> [PROBLEM STATEMENT] State the number of lines that contain "current", with no other text.

> [EXTRACTED ENTRIES]
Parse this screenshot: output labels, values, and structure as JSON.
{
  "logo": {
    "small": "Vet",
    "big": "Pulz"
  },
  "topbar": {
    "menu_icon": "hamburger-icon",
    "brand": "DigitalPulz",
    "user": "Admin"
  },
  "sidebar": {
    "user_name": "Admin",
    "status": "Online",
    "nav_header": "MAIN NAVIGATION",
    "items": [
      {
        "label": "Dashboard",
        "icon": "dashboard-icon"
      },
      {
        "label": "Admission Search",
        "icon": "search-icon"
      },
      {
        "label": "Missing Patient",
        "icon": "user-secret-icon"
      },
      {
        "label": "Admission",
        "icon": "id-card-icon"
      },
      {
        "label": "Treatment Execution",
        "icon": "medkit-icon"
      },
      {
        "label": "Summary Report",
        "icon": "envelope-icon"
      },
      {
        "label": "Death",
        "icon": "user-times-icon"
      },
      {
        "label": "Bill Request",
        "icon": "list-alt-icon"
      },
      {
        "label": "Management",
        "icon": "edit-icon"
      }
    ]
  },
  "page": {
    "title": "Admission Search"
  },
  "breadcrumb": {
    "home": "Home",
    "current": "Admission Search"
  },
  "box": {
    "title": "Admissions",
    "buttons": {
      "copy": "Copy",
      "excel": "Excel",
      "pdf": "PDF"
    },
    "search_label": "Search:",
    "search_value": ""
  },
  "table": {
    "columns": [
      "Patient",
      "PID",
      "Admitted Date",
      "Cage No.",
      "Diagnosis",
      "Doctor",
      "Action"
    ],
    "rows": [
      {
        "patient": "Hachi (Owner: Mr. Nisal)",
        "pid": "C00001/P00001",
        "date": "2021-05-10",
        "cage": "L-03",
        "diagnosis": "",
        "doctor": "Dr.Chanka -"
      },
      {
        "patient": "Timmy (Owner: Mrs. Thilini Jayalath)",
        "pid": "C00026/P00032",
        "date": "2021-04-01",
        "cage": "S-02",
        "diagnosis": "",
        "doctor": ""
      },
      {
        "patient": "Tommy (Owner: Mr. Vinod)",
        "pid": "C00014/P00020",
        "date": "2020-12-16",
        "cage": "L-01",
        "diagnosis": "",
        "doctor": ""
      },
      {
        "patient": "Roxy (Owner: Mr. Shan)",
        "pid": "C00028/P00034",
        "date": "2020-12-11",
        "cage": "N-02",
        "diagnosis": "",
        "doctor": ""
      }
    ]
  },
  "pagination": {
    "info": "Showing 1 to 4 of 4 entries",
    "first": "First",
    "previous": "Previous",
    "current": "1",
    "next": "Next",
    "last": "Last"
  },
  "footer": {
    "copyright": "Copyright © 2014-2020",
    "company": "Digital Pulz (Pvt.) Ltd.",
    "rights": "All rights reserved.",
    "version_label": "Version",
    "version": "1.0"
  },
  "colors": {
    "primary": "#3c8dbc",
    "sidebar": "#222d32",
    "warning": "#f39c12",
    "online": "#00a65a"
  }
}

> [WRITTEN REPLY] 2